__Passage__:
As many of you know, I’m currently teaching an online class – 21st Century Communication Collaborations.
One of the participants in the class is doing Weather Buddies – a year long collaboration with a Dallas ISD class. She described a serendipity moment during their last VC:
In our weather buddies vc my class had written a brief story about a snowy day. We had read the book Snowy Day by Ezra Jack Keats. Several students read their writing to our weather buddies. The media specialist in Texas found the book and gave it to the teacher there during our vc. My class was so excited to see the very book that we just read. The kids there had made a connection with us and our writing. This was not planned it just happened. I can’t wait to see what they thought of the book!
One of the other participants has not yet done VC with students – and has only experienced Skype with family. This was her response and reflection:
Thanks for pointing out the “realness” that VC allows when you talked about the writing and book connection. Today, walking outside after the snowstorm, a strong feeling of what is real came over me – being outside, interacting with people (my neighbors helped me dig out), my dog trotting, etc.

__Labeled region entries__:
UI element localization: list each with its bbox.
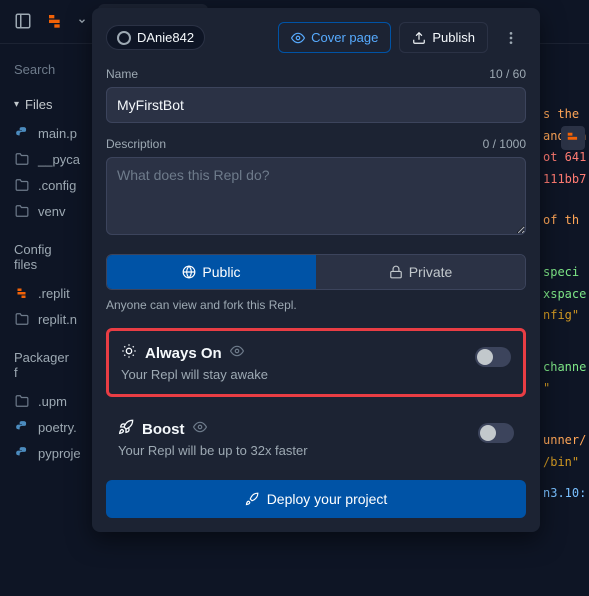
settings-modal: DAnie842 Cover page Publish Name 10 / 60… (92, 8, 540, 532)
boost-card: Boost Your Repl will be up to 32x faster (106, 407, 526, 470)
file-item[interactable]: __pyca (0, 146, 84, 172)
deploy-button[interactable]: Deploy your project (106, 480, 526, 518)
user-circle-icon (117, 31, 131, 45)
file-icon (14, 311, 30, 327)
file-item[interactable]: poetry. (0, 414, 84, 440)
publish-button[interactable]: Publish (399, 22, 488, 53)
file-item[interactable]: .config (0, 172, 84, 198)
file-icon (14, 393, 30, 409)
eye-icon (230, 344, 244, 362)
visibility-toggle: Public Private (106, 254, 526, 290)
file-item[interactable]: .replit (0, 280, 84, 306)
public-toggle[interactable]: Public (107, 255, 316, 289)
sidebar-toggle-icon[interactable] (12, 10, 34, 32)
cover-page-button[interactable]: Cover page (278, 22, 391, 53)
file-item[interactable]: .upm (0, 388, 84, 414)
config-section-header[interactable]: Config files (0, 236, 84, 278)
search-input[interactable]: Search (0, 56, 84, 83)
split-handle-icon[interactable] (561, 126, 585, 150)
visibility-helper: Anyone can view and fork this Repl. (106, 298, 526, 312)
boost-switch[interactable] (478, 423, 514, 443)
file-icon (14, 177, 30, 193)
description-textarea[interactable] (106, 157, 526, 235)
file-icon (14, 151, 30, 167)
private-toggle[interactable]: Private (316, 255, 525, 289)
always-on-switch[interactable] (475, 347, 511, 367)
name-counter: 10 / 60 (489, 67, 526, 81)
code-editor-background: s the and th ot 641 111bb7 of th speci x… (539, 44, 589, 596)
file-icon (14, 203, 30, 219)
replit-logo-icon[interactable] (44, 10, 66, 32)
always-on-card: Always On Your Repl will stay awake (106, 328, 526, 397)
packager-section-header[interactable]: Packager f (0, 344, 84, 386)
sidebar: Search ▾ Files main.p__pyca.configvenv C… (0, 44, 84, 596)
description-counter: 0 / 1000 (483, 137, 526, 151)
file-item[interactable]: main.p (0, 120, 84, 146)
name-input[interactable] (106, 87, 526, 123)
files-section-header[interactable]: ▾ Files (0, 91, 84, 118)
sun-icon (121, 343, 137, 363)
file-icon (14, 125, 30, 141)
file-item[interactable]: venv (0, 198, 84, 224)
chevron-down-icon[interactable] (76, 10, 88, 32)
file-icon (14, 419, 30, 435)
chevron-down-icon: ▾ (14, 99, 19, 110)
file-item[interactable]: pyproje (0, 440, 84, 466)
more-menu-button[interactable] (496, 30, 526, 46)
file-item[interactable]: replit.n (0, 306, 84, 332)
description-label: Description (106, 137, 166, 151)
rocket-icon (118, 419, 134, 439)
file-icon (14, 445, 30, 461)
owner-chip[interactable]: DAnie842 (106, 25, 205, 50)
file-icon (14, 285, 30, 301)
eye-icon (193, 420, 207, 438)
name-label: Name (106, 67, 138, 81)
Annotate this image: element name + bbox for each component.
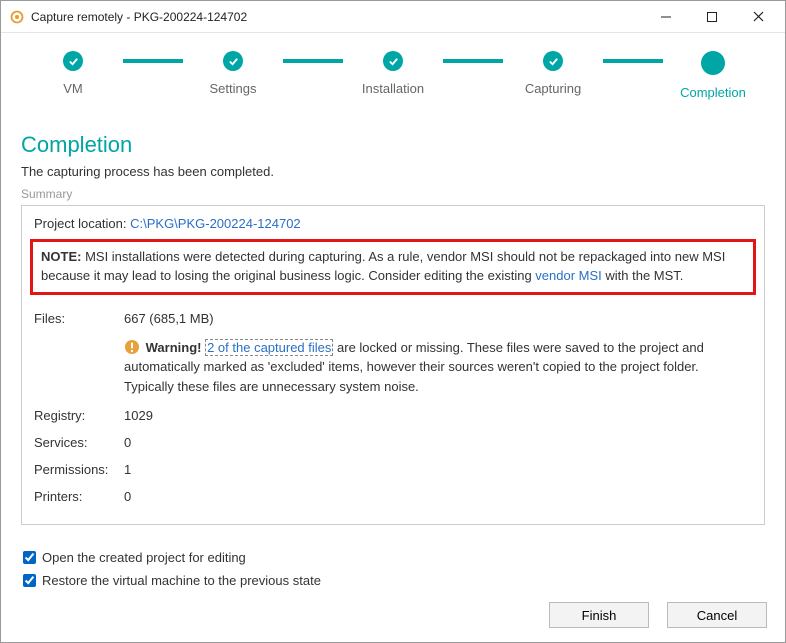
step-connector <box>603 59 663 63</box>
step-dot <box>63 51 83 71</box>
step-settings: Settings <box>183 51 283 96</box>
window-controls <box>643 2 781 32</box>
services-value: 0 <box>124 429 752 456</box>
permissions-label: Permissions: <box>34 456 124 483</box>
summary-panel: Project location: C:\PKG\PKG-200224-1247… <box>21 206 765 525</box>
app-icon <box>9 9 25 25</box>
step-label: Installation <box>362 81 424 96</box>
open-project-checkbox[interactable] <box>23 551 36 564</box>
services-label: Services: <box>34 429 124 456</box>
table-row: Printers: 0 <box>34 483 752 510</box>
title-bar: Capture remotely - PKG-200224-124702 <box>1 1 785 33</box>
table-row: Warning! 2 of the captured files are loc… <box>34 332 752 403</box>
step-dot <box>543 51 563 71</box>
printers-value: 0 <box>124 483 752 510</box>
page-subtitle: The capturing process has been completed… <box>21 164 765 179</box>
step-connector <box>283 59 343 63</box>
step-connector <box>123 59 183 63</box>
button-row: Finish Cancel <box>19 602 767 628</box>
restore-vm-checkbox[interactable] <box>23 574 36 587</box>
files-warning: Warning! 2 of the captured files are loc… <box>124 332 752 403</box>
project-location-label: Project location: <box>34 216 130 231</box>
registry-label: Registry: <box>34 402 124 429</box>
step-label: Settings <box>210 81 257 96</box>
open-project-label: Open the created project for editing <box>42 550 246 565</box>
summary-table: Files: 667 (685,1 MB) Warning! 2 of the … <box>34 305 752 511</box>
note-text-after: with the MST. <box>602 268 684 283</box>
table-row: Files: 667 (685,1 MB) <box>34 305 752 332</box>
printers-label: Printers: <box>34 483 124 510</box>
captured-files-link[interactable]: 2 of the captured files <box>205 339 333 356</box>
content: Completion The capturing process has bee… <box>1 110 785 525</box>
files-label: Files: <box>34 305 124 332</box>
step-dot <box>223 51 243 71</box>
step-dot <box>383 51 403 71</box>
registry-value: 1029 <box>124 402 752 429</box>
files-value: 667 (685,1 MB) <box>124 305 752 332</box>
project-location-link[interactable]: C:\PKG\PKG-200224-124702 <box>130 216 301 231</box>
step-label: Completion <box>680 85 746 100</box>
cancel-button[interactable]: Cancel <box>667 602 767 628</box>
step-label: VM <box>63 81 83 96</box>
step-capturing: Capturing <box>503 51 603 96</box>
table-row: Permissions: 1 <box>34 456 752 483</box>
page-title: Completion <box>21 132 765 158</box>
step-completion: Completion <box>663 51 763 100</box>
step-vm: VM <box>23 51 123 96</box>
step-installation: Installation <box>343 51 443 96</box>
warning-label: Warning! <box>146 340 202 355</box>
summary-label: Summary <box>21 187 765 206</box>
restore-vm-label: Restore the virtual machine to the previ… <box>42 573 321 588</box>
progress-stepper: VM Settings Installation Capturing Compl… <box>1 33 785 110</box>
close-button[interactable] <box>735 2 781 32</box>
open-project-checkbox-row[interactable]: Open the created project for editing <box>19 548 767 567</box>
finish-button[interactable]: Finish <box>549 602 649 628</box>
vendor-msi-link[interactable]: vendor MSI <box>535 268 601 283</box>
warning-icon <box>124 339 140 355</box>
maximize-button[interactable] <box>689 2 735 32</box>
project-location-row: Project location: C:\PKG\PKG-200224-1247… <box>34 216 752 231</box>
footer: Open the created project for editing Res… <box>1 534 785 642</box>
step-dot-current <box>701 51 725 75</box>
window-title: Capture remotely - PKG-200224-124702 <box>31 10 643 24</box>
step-label: Capturing <box>525 81 581 96</box>
permissions-value: 1 <box>124 456 752 483</box>
restore-vm-checkbox-row[interactable]: Restore the virtual machine to the previ… <box>19 571 767 590</box>
table-row: Registry: 1029 <box>34 402 752 429</box>
table-row: Services: 0 <box>34 429 752 456</box>
minimize-button[interactable] <box>643 2 689 32</box>
note-box: NOTE: MSI installations were detected du… <box>30 239 756 295</box>
step-connector <box>443 59 503 63</box>
note-prefix: NOTE: <box>41 249 81 264</box>
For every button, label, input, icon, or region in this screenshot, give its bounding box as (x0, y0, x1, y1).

__Given request 1__: Copy the Weather Buddies post from the words "One of the participants" through "of the book!", and replace "media specialist" with "school librarian".
__Given request 2__:
Answer these questions from the Weather Buddies post.
(a) What is the name of the online class being taught?
(b) Which book had the class read before writing their story?
(c) Who helped the second participant dig out after the snowstorm?

__Finished answer 1__:
One of the participants in the class is doing Weather Buddies – a year long collaboration with a Dallas ISD class. She described a serendipity moment during their last VC:
In our weather buddies vc my class had written a brief story about a snowy day. We had read the book Snowy Day by Ezra Jack Keats. Several students read their writing to our weather buddies. The school librarian in Texas found the book and gave it to the teacher there during our vc. My class was so excited to see the very book that we just read. The kids there had made a connection with us and our writing. This was not planned it just happened. I can’t wait to see what they thought of the book!

__Finished answer 2__:
(a) 21st Century Communication Collaborations
(b) Snowy Day by Ezra Jack Keats
(c) Her neighbors